Records excerpted from a collection
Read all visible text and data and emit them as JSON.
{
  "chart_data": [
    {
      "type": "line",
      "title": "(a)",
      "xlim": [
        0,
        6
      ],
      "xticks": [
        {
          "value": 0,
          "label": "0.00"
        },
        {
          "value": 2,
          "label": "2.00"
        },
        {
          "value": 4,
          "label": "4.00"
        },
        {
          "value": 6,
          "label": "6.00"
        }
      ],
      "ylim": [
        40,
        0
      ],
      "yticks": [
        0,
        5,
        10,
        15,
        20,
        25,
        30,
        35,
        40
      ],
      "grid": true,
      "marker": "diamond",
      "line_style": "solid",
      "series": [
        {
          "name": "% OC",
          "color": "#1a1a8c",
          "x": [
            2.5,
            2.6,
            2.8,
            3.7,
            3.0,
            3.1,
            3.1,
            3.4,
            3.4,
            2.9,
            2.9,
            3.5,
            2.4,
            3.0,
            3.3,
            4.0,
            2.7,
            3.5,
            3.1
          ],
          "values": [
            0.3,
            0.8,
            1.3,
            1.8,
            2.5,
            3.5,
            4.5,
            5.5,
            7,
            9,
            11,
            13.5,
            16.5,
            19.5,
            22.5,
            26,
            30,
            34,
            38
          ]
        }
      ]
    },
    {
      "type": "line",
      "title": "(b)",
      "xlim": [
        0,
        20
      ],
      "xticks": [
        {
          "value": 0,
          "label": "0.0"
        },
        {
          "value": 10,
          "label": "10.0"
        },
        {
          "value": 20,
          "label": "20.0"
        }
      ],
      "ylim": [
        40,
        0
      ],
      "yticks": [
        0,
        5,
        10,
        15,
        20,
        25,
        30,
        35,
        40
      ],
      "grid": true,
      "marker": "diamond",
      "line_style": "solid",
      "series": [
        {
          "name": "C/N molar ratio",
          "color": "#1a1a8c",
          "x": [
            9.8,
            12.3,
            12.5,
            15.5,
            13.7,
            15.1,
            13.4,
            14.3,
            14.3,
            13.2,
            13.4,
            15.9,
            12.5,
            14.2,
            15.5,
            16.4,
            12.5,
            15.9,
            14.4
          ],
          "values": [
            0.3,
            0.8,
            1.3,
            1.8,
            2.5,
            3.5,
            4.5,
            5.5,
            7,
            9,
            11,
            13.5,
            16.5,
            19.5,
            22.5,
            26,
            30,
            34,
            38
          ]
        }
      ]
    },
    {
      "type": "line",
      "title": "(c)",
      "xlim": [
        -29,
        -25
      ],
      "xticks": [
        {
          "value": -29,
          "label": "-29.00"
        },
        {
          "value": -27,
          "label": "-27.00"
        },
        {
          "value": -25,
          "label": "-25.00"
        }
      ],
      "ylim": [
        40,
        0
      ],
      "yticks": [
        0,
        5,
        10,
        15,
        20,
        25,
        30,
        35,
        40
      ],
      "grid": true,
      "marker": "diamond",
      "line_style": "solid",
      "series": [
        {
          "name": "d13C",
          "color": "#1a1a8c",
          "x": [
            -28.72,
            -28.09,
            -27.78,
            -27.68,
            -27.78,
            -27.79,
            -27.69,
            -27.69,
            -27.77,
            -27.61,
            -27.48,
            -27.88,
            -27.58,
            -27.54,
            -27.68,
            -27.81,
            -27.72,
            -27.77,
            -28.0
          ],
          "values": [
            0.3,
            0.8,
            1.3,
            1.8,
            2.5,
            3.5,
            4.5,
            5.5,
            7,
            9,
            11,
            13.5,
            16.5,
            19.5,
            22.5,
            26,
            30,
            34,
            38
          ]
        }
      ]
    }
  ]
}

Stated exercise: Copy all the lines, exactly.

Finished task:
Read all visible text and data and emit them as JSON.
{
  "chart_data": [
    {
      "type": "line",
      "title": "(a)",
      "xlim": [
        0,
        6
      ],
      "xticks": [
        {
          "value": 0,
          "label": "0.00"
        },
        {
          "value": 2,
          "label": "2.00"
        },
        {
          "value": 4,
          "label": "4.00"
        },
        {
          "value": 6,
          "label": "6.00"
        }
      ],
      "ylim": [
        40,
        0
      ],
      "yticks": [
        0,
        5,
        10,
        15,
        20,
        25,
        30,
        35,
        40
      ],
      "grid": true,
      "marker": "diamond",
      "line_style": "solid",
      "series": [
        {
          "name": "% OC",
          "color": "#1a1a8c",
          "x": [
            2.5,
            2.6,
            2.8,
            3.7,
            3.0,
            3.1,
            3.1,
            3.4,
            3.4,
            2.9,
            2.9,
            3.5,
            2.4,
            3.0,
            3.3,
            4.0,
            2.7,
            3.5,
            3.1
          ],
          "values": [
            0.3,
            0.8,
            1.3,
            1.8,
            2.5,
            3.5,
            4.5,
            5.5,
            7,
            9,
            11,
            13.5,
            16.5,
            19.5,
            22.5,
            26,
            30,
            34,
            38
          ]
        }
      ]
    },
    {
      "type": "line",
      "title": "(b)",
      "xlim": [
        0,
        20
      ],
      "xticks": [
        {
          "value": 0,
          "label": "0.0"
        },
        {
          "value": 10,
          "label": "10.0"
        },
        {
          "value": 20,
          "label": "20.0"
        }
      ],
      "ylim": [
        40,
        0
      ],
      "yticks": [
        0,
        5,
        10,
        15,
        20,
        25,
        30,
        35,
        40
      ],
      "grid": true,
      "marker": "diamond",
      "line_style": "solid",
      "series": [
        {
          "name": "C/N molar ratio",
          "color": "#1a1a8c",
          "x": [
            9.8,
            12.3,
            12.5,
            15.5,
            13.7,
            15.1,
            13.4,
            14.3,
            14.3,
            13.2,
            13.4,
            15.9,
            12.5,
            14.2,
            15.5,
            16.4,
            12.5,
            15.9,
            14.4
          ],
          "values": [
            0.3,
            0.8,
            1.3,
            1.8,
            2.5,
            3.5,
            4.5,
            5.5,
            7,
            9,
            11,
            13.5,
            16.5,
            19.5,
            22.5,
            26,
            30,
            34,
            38
          ]
        }
      ]
    },
    {
      "type": "line",
      "title": "(c)",
      "xlim": [
        -29,
        -25
      ],
      "xticks": [
        {
          "value": -29,
          "label": "-29.00"
        },
        {
          "value": -27,
          "label": "-27.00"
        },
        {
          "value": -25,
          "label": "-25.00"
        }
      ],
      "ylim": [
        40,
        0
      ],
      "yticks": [
        0,
        5,
        10,
        15,
        20,
        25,
        30,
        35,
        40
      ],
      "grid": true,
      "marker": "diamond",
      "line_style": "solid",
      "series": [
        {
          "name": "d13C",
          "color": "#1a1a8c",
          "x": [
            -28.72,
            -28.09,
            -27.78,
            -27.68,
            -27.78,
            -27.79,
            -27.69,
            -27.69,
            -27.77,
            -27.61,
            -27.48,
            -27.88,
            -27.58,
            -27.54,
            -27.68,
            -27.81,
            -27.72,
            -27.77,
            -28.0
          ],
          "values": [
            0.3,
            0.8,
            1.3,
            1.8,
            2.5,
            3.5,
            4.5,
            5.5,
            7,
            9,
            11,
            13.5,
            16.5,
            19.5,
            22.5,
            26,
            30,
            34,
            38
          ]
        }
      ]
    }
  ]
}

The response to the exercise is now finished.